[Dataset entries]
- - -
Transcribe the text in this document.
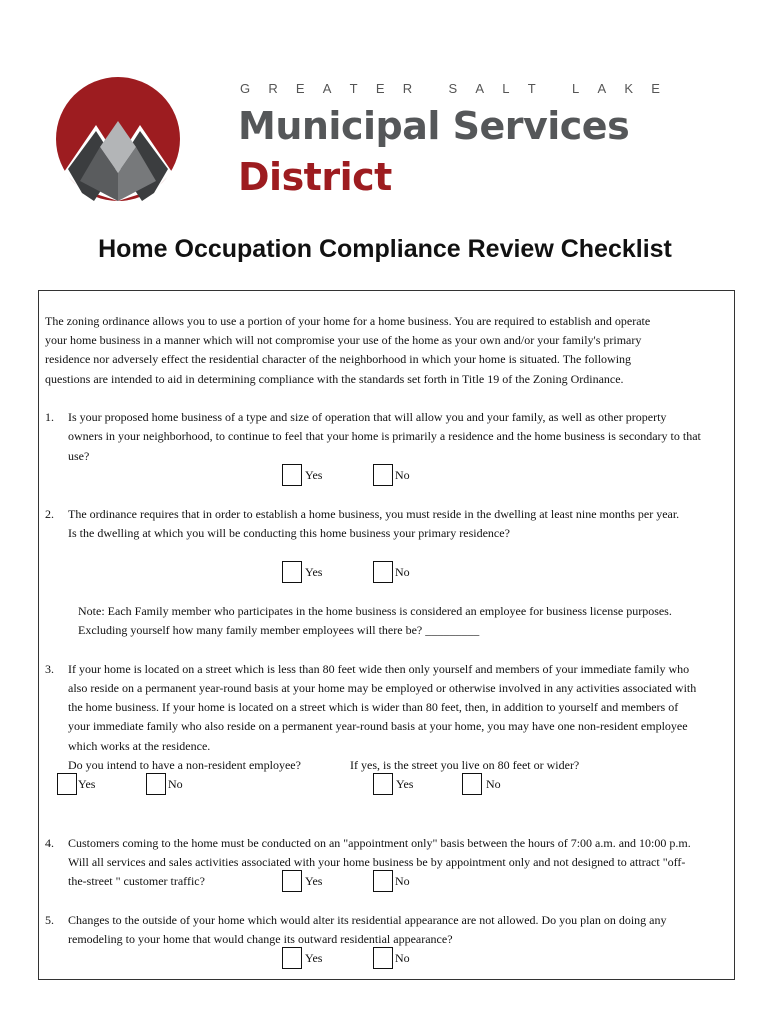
G R E A T E R	S A L T	L A K E
Municipal Services
District
Home Occupation Compliance Review Checklist
The zoning ordinance allows you to use a portion of your home for a home business. You are required to establish and operate
your home business in a manner which will not compromise your use of the home as your own and/or your family's primary
residence nor adversely effect the residential character of the neighborhood in which your home is situated. The following
questions are intended to aid in determining compliance with the standards set forth in Title 19 of the Zoning Ordinance.
1. Is your proposed home business of a type and size of operation that will allow you and your family, as well as other property
owners in your neighborhood, to continue to feel that your home is primarily a residence and the home business is secondary to that
use?
Yes	No
2. The ordinance requires that in order to establish a home business, you must reside in the dwelling at least nine months per year.
Is the dwelling at which you will be conducting this home business your primary residence?
Yes	No
Note: Each Family member who participates in the home business is considered an employee for business license purposes.
Excluding yourself how many family member employees will there be? _________
3. If your home is located on a street which is less than 80 feet wide then only yourself and members of your immediate family who
also reside on a permanent year-round basis at your home may be employed or otherwise involved in any activities associated with
the home business. If your home is located on a street which is wider than 80 feet, then, in addition to yourself and members of
your immediate family who also reside on a permanent year-round basis at your home, you may have one non-resident employee
which works at the residence.
Do you intend to have a non-resident employee?	If yes, is the street you live on 80 feet or wider?
Yes	No	Yes	No
4. Customers coming to the home must be conducted on an "appointment only" basis between the hours of 7:00 a.m. and 10:00 p.m.
Will all services and sales activities associated with your home business be by appointment only and not designed to attract "off-
the-street " customer traffic?	Yes	No
5. Changes to the outside of your home which would alter its residential appearance are not allowed. Do you plan on doing any
remodeling to your home that would change its outward residential appearance?
Yes	No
- - -
(What is needed):
Skip the pictures and transcribe the rest of the records exactly.

(Solution to the exercise):
Transcribe the text in this document.
G R E A T E R	S A L T	L A K E
Municipal Services
District
Home Occupation Compliance Review Checklist
The zoning ordinance allows you to use a portion of your home for a home business. You are required to establish and operate
your home business in a manner which will not compromise your use of the home as your own and/or your family's primary
residence nor adversely effect the residential character of the neighborhood in which your home is situated. The following
questions are intended to aid in determining compliance with the standards set forth in Title 19 of the Zoning Ordinance.
1. Is your proposed home business of a type and size of operation that will allow you and your family, as well as other property
owners in your neighborhood, to continue to feel that your home is primarily a residence and the home business is secondary to that
use?
Yes	No
2. The ordinance requires that in order to establish a home business, you must reside in the dwelling at least nine months per year.
Is the dwelling at which you will be conducting this home business your primary residence?
Yes	No
Note: Each Family member who participates in the home business is considered an employee for business license purposes.
Excluding yourself how many family member employees will there be? _________
3. If your home is located on a street which is less than 80 feet wide then only yourself and members of your immediate family who
also reside on a permanent year-round basis at your home may be employed or otherwise involved in any activities associated with
the home business. If your home is located on a street which is wider than 80 feet, then, in addition to yourself and members of
your immediate family who also reside on a permanent year-round basis at your home, you may have one non-resident employee
which works at the residence.
Do you intend to have a non-resident employee?	If yes, is the street you live on 80 feet or wider?
Yes	No	Yes	No
4. Customers coming to the home must be conducted on an "appointment only" basis between the hours of 7:00 a.m. and 10:00 p.m.
Will all services and sales activities associated with your home business be by appointment only and not designed to attract "off-
the-street " customer traffic?	Yes	No
5. Changes to the outside of your home which would alter its residential appearance are not allowed. Do you plan on doing any
remodeling to your home that would change its outward residential appearance?
Yes	No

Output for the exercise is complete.